━━━ Document excerpt ━━━

We are all entitled to our own opinions, goes the old saw, but not to our own facts.
That was true up until around the 1960s or so, whereupon a variety of philosophers in major US universities, mostly French and led by Jacques Derrida, decided that we are, in fact, entitled to our own facts as well. Postmodernist “deconstructionism” began with the perfectly sensible and even banal observation that literature could not be discussed without acknowledging the cultural baggage of both author and reader, and that the meaning of a text was not something fixed and eternal but the product of the reader’s mind in conjuncttion with the author’s.
But its influence spread beyond literature, into other areas of study. As Barbara Ehrenreich put it, “Students taking courses in literature, film, ‘cultural studies’, and even, in some cases, anthropology and political science, were taught that the world is just a ‘text’ about which you can say anything you want, provided you say it murkily enough.” She claimed that one of her children reported you could be marked down for writing “reality” without putting it in inverted commas. According to Francis Wheen, in his fantastic book How Mumbo Jumbo Conquered The World, science and politics fell under this reality-denying spell: it became impossible to critique either, since they were fictions, “like truth, justice, law and all other linguistic ‘constructs’”. Michel Foucault, another of the great deconstructionists, went to Iran and fell in love with the “beauty” of its savage theocratic regime. Wheen reports that, when asked about the brutal repression of dissidents and free speech in the country, Foucault replied “They don’t have the same regime of truth as ours.”

━━━ Given information ━━━

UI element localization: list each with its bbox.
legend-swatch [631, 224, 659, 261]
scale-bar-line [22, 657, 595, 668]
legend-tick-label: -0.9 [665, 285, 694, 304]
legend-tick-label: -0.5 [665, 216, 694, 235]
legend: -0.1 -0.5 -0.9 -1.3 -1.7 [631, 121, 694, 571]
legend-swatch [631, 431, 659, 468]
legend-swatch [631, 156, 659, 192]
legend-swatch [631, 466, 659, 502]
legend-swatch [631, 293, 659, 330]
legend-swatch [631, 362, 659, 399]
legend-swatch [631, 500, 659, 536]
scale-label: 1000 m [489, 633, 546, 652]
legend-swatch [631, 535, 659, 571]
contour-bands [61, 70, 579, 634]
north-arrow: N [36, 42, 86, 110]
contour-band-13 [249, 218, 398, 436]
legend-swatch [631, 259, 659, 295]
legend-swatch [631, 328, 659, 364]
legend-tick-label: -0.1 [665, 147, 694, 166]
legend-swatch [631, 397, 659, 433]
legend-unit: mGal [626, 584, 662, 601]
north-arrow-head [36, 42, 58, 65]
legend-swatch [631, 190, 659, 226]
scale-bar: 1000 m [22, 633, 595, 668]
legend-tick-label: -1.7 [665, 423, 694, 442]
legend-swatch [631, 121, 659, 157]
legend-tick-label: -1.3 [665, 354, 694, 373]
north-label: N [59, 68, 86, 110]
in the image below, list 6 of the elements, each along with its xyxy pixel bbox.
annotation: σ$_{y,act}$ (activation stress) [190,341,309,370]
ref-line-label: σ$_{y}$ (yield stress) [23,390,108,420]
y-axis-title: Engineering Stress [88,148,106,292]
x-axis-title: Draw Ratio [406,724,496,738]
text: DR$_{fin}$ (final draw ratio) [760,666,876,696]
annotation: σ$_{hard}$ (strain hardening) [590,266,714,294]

━━━

▶ Requirements
a – Update the passage on postmodernism, starting with "That was true" and going on through "with the author’s.", with "banal" changed to "commonplace".
b – Summarize the passage on postmodernism in two sentences.
c – Write a continuation of the passage on postmodernism, picking up after its final sentence.

▶ Outputs by task
a –
That was true up until around the 1960s or so, whereupon a variety of philosophers in major US universities, mostly French and led by Jacques Derrida, decided that we are, in fact, entitled to our own facts as well. Postmodernist “deconstructionism” began with the perfectly sensible and even commonplace observation that literature could not be discussed without acknowledging the cultural baggage of both author and reader, and that the meaning of a text was not something fixed and eternal but the product of the reader’s mind in conjuncttion with the author’s.

b – From around the 1960s, mostly French philosophers in major US universities, led by Jacques Derrida, held that we are entitled to our own facts, beginning from the sensible point that a text's meaning comes from the reader's mind together with the author's. This deconstructionist influence spread beyond literature into fields such as science and politics, and Michel Foucault even answered questions about Iran's repression by saying that the country did not have the same "regime of truth" as ours.

c –
Politics is one thing, but scientific fact, even, somehow got perverted in this strange twilight world. Luce Irigaray, another postmodernist, described E=mc2 as a “sexed equation”, which “privileges the speed of light over other [less masculine] speeds that are vitally necessary to us”, and blamed the failure of science to successfully model chaotic turbulence on the fact that “men have sex organs that protrude and become rigid, [whereas] women have openings that leak menstrual blood and vaginal fluids”.
The nonsense of all this is obvious, or it should be. How fast an object accelerates under gravity does not change according to whether or not the observer is a man or a woman. If you add magnesium to hydrochloric acid you get magnesium chloride and hydrogen gas, regardless of which “regime of truth” you happen to live under. If you doubt the existence of facts of the world, ask yourself whether you’d be happy to establish your own reality by exiting an airliner at 30,000 feet and walking home.
I’m saying all this because the internet has got a bit excited over a technology writer – a technology writer, someone who writes about the products of science – who has “come out” in her column at Yahoo News as a creationist. Virginia Heffernan said that she was “considerably less amused and moved by the character-free Big Bang story (“something exploded”) than by the twisted and picturesque misadventures of Eve and Adam and Cain and Abel and Abraham”. She went on, quoting the Life of Pi author Yann Martel: “1) Life is a story. 2) You can choose your story. 3) A story with God is the better story.”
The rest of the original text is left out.